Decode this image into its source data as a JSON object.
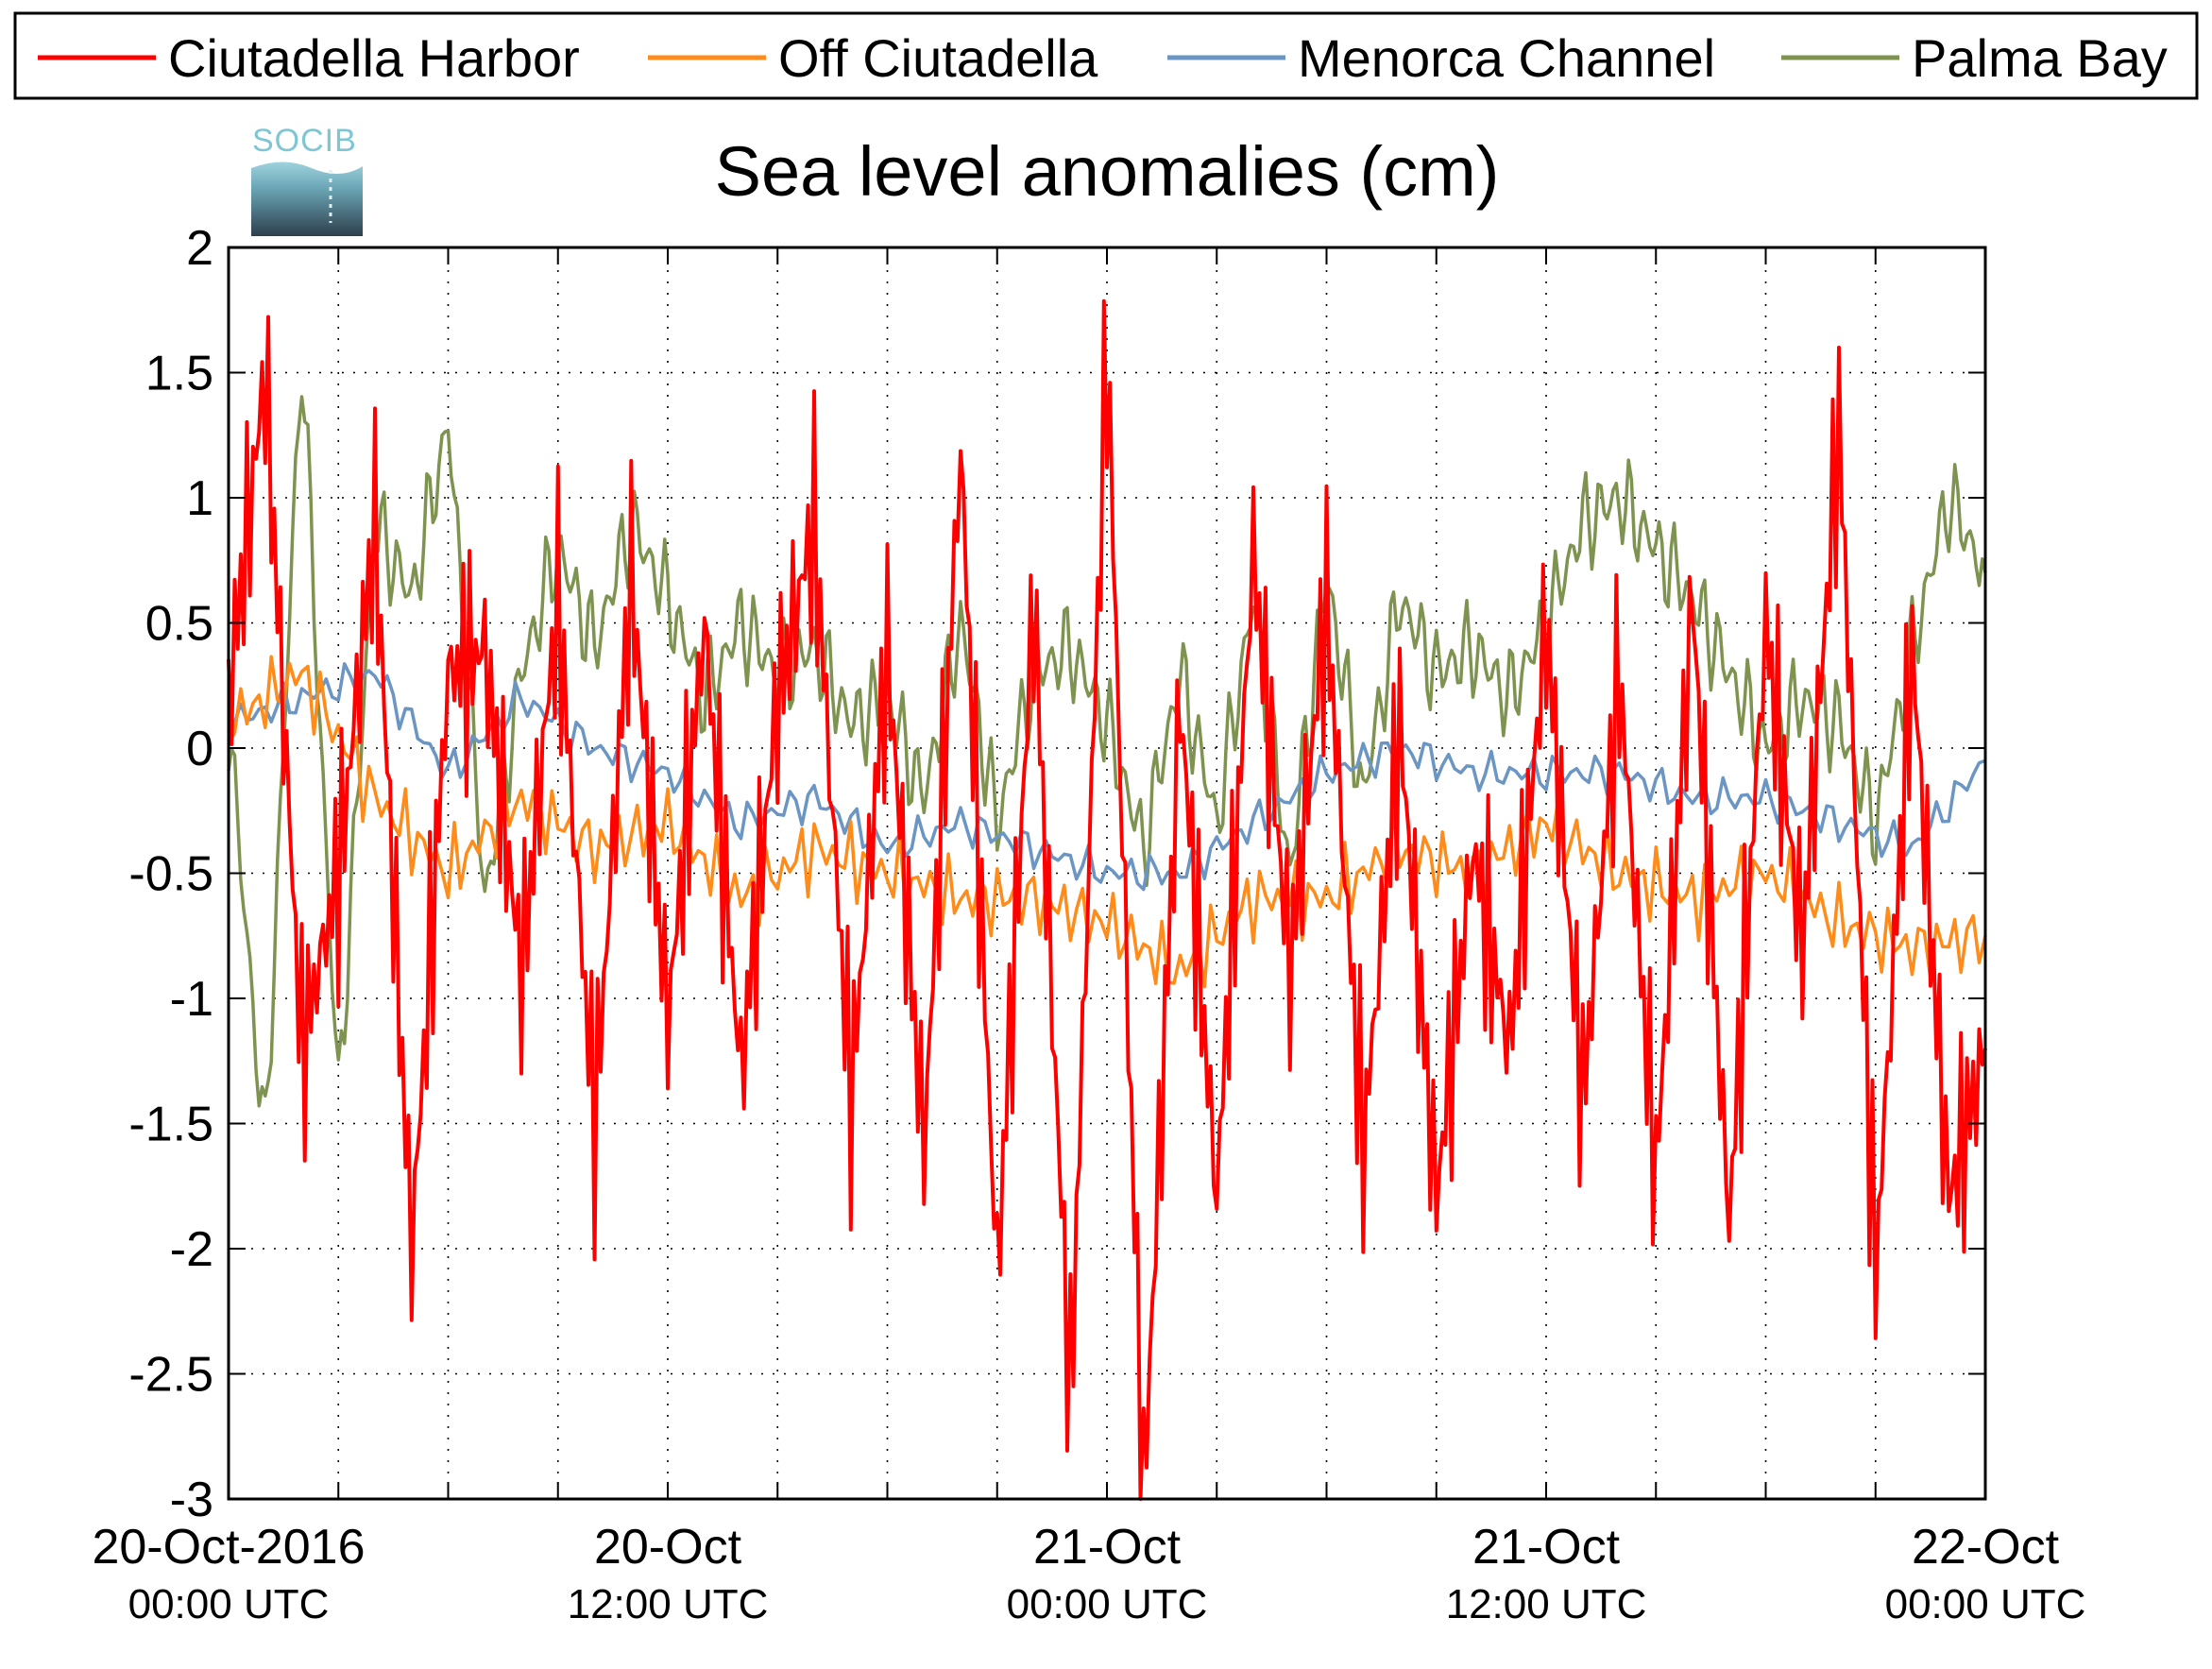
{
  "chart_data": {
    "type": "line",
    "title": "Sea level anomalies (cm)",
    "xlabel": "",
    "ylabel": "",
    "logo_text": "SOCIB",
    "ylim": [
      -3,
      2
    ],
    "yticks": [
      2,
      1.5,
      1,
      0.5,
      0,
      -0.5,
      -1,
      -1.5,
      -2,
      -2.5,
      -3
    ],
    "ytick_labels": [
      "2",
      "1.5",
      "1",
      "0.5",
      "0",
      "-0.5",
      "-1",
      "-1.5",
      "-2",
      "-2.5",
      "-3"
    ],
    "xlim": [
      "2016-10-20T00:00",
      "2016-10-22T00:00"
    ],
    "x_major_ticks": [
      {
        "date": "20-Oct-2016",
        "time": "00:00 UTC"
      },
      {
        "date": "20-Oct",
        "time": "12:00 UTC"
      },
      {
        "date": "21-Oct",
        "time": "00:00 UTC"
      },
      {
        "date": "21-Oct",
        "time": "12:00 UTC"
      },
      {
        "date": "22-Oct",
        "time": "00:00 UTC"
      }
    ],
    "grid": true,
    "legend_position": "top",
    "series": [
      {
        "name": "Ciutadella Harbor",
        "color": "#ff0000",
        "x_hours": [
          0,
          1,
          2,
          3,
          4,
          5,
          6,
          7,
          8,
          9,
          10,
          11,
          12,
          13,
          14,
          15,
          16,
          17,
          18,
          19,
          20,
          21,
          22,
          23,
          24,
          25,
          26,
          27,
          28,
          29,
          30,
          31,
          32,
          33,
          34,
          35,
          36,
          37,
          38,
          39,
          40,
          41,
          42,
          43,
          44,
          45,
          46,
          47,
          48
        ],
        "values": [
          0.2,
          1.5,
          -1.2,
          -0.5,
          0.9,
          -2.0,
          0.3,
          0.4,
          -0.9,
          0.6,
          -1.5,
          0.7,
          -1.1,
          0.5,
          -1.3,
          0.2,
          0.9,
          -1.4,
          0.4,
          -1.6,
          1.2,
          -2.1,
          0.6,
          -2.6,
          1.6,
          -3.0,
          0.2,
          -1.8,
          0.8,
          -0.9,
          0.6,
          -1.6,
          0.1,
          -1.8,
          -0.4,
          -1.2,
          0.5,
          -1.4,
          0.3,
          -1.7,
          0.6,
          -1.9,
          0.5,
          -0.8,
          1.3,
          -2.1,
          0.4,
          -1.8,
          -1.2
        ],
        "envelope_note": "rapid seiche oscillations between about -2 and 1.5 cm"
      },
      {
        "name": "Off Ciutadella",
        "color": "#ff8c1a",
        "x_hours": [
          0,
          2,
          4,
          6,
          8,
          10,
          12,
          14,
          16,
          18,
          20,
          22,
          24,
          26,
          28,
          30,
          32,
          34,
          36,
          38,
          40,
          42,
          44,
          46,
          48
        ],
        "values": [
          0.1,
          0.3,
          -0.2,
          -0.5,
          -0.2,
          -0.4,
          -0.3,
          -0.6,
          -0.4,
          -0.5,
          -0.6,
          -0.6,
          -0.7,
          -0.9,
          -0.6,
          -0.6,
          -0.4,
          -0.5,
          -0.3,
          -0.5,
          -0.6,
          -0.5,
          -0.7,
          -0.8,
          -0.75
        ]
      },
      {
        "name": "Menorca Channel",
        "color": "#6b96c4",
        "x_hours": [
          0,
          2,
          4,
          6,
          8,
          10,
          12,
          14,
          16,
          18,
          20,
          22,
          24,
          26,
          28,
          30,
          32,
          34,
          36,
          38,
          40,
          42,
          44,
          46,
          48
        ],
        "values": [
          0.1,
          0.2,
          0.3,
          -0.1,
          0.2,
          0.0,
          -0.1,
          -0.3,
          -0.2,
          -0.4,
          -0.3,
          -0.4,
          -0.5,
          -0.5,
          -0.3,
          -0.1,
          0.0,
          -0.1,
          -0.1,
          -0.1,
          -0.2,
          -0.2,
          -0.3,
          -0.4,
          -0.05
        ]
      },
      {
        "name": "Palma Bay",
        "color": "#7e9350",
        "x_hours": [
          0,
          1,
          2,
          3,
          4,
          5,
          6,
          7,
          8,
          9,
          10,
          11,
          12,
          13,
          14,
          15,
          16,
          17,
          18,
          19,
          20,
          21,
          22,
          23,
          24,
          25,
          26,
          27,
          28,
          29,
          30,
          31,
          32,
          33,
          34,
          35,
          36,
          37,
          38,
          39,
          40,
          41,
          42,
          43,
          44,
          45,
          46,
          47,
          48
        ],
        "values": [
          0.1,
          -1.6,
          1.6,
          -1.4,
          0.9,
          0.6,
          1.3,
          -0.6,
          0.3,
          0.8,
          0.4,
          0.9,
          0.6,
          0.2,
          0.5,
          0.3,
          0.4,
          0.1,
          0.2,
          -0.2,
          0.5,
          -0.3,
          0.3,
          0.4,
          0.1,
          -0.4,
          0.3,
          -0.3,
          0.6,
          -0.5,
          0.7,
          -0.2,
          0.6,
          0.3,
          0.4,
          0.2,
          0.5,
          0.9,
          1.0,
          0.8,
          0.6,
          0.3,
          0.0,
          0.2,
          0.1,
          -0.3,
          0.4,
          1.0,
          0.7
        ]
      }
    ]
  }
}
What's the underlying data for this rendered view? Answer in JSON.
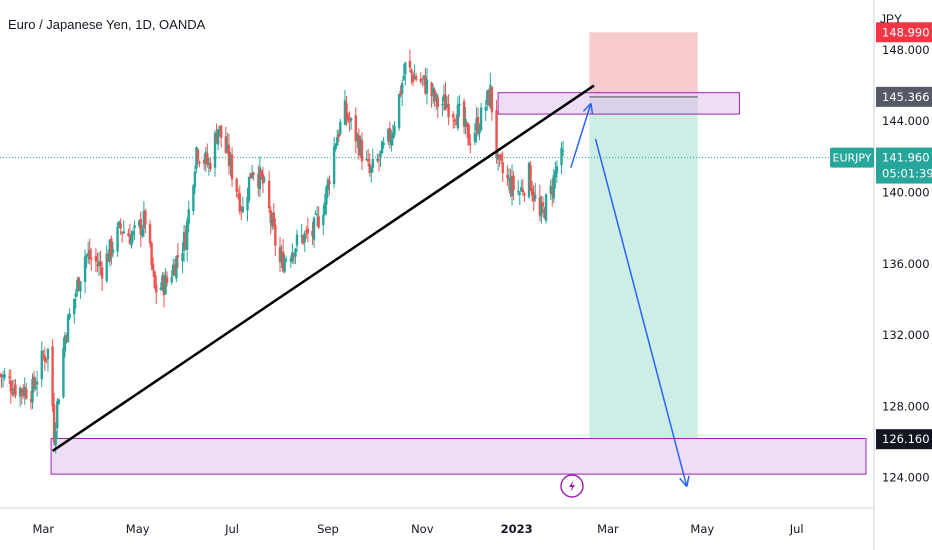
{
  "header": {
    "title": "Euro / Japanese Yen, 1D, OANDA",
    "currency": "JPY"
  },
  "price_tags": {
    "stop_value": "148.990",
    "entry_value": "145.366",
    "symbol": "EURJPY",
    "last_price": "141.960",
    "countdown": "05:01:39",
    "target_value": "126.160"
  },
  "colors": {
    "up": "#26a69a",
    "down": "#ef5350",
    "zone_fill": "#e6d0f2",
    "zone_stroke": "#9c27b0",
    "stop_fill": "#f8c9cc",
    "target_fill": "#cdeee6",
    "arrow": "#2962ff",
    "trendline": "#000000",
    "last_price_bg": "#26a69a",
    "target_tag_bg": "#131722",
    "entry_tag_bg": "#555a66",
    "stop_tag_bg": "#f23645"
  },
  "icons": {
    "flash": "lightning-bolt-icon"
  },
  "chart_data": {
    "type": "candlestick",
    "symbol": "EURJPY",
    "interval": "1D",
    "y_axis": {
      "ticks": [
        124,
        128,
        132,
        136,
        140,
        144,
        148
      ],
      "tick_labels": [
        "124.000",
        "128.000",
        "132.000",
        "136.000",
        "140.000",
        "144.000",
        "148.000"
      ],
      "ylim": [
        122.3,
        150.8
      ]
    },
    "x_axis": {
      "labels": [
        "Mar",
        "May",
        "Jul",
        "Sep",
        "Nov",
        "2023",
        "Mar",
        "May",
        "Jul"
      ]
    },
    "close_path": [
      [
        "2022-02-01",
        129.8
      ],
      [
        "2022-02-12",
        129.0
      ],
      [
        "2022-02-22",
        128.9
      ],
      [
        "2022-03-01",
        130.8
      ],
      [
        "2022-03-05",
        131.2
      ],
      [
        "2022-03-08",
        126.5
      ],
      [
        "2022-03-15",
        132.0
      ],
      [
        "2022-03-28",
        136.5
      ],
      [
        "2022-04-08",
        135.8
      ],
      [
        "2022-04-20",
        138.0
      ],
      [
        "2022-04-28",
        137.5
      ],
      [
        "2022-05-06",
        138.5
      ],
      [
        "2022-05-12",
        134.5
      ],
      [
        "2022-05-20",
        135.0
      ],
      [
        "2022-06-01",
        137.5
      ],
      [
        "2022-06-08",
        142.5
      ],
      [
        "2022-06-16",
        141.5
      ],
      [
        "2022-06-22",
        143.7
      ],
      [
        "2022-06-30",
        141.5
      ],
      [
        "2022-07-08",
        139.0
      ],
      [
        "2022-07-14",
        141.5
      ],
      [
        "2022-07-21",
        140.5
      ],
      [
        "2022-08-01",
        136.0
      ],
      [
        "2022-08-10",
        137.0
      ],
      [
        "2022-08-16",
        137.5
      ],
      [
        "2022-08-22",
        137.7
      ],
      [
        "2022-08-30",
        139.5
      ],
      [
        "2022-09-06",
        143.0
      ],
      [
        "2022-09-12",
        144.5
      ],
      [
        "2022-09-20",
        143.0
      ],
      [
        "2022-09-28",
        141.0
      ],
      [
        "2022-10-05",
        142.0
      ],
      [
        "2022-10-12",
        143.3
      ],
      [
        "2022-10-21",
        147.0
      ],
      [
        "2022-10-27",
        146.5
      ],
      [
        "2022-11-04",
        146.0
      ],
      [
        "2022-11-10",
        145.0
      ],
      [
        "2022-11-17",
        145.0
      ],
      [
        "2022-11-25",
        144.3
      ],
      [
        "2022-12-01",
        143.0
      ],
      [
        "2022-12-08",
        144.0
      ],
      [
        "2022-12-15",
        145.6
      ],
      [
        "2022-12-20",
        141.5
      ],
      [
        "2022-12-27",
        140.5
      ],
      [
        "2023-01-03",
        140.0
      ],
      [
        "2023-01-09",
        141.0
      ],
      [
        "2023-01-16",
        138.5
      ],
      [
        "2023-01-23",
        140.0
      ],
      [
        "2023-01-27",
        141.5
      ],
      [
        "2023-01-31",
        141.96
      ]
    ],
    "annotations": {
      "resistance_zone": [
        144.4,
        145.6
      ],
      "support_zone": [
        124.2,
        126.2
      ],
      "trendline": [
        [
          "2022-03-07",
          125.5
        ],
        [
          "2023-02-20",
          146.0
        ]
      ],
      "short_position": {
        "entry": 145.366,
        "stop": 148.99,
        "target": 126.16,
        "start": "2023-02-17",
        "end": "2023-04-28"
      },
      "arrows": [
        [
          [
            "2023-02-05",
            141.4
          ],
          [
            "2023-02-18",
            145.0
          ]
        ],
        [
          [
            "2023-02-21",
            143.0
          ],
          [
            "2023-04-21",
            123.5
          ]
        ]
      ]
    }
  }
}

☆ ☆ ☆ ☆ ☆ ☆ ☆

_DIRECTIONS_
Identify the lines in the entries above that contain "name", then copy them out.

_EXERCISE SOLUTION_
        "name": "Ciutadella Harbor",
        "name": "Off Ciutadella",
        "name": "Menorca Channel",
        "name": "Palma Bay",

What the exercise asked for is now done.